- _Work to complete_: Every entry must be output exactly as it was written.

(Stored entries)

——————————

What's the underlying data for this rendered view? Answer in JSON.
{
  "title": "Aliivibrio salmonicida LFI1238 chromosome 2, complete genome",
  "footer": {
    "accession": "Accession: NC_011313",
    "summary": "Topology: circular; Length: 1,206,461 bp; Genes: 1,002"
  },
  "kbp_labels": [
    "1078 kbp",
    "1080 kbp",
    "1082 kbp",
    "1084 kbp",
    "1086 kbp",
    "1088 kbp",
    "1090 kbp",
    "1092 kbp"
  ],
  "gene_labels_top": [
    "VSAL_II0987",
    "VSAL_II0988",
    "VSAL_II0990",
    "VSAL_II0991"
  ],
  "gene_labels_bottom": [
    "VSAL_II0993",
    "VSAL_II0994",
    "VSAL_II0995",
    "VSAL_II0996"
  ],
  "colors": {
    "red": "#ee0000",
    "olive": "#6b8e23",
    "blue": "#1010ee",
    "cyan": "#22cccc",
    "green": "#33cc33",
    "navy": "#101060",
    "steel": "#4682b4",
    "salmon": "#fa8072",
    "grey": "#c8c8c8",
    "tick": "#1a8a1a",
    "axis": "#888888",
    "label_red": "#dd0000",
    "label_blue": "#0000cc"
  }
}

——————————

- _Expected answer_:
What's the underlying data for this rendered view? Answer in JSON.
{
  "title": "Aliivibrio salmonicida LFI1238 chromosome 2, complete genome",
  "footer": {
    "accession": "Accession: NC_011313",
    "summary": "Topology: circular; Length: 1,206,461 bp; Genes: 1,002"
  },
  "kbp_labels": [
    "1078 kbp",
    "1080 kbp",
    "1082 kbp",
    "1084 kbp",
    "1086 kbp",
    "1088 kbp",
    "1090 kbp",
    "1092 kbp"
  ],
  "gene_labels_top": [
    "VSAL_II0987",
    "VSAL_II0988",
    "VSAL_II0990",
    "VSAL_II0991"
  ],
  "gene_labels_bottom": [
    "VSAL_II0993",
    "VSAL_II0994",
    "VSAL_II0995",
    "VSAL_II0996"
  ],
  "colors": {
    "red": "#ee0000",
    "olive": "#6b8e23",
    "blue": "#1010ee",
    "cyan": "#22cccc",
    "green": "#33cc33",
    "navy": "#101060",
    "steel": "#4682b4",
    "salmon": "#fa8072",
    "grey": "#c8c8c8",
    "tick": "#1a8a1a",
    "axis": "#888888",
    "label_red": "#dd0000",
    "label_blue": "#0000cc"
  }
}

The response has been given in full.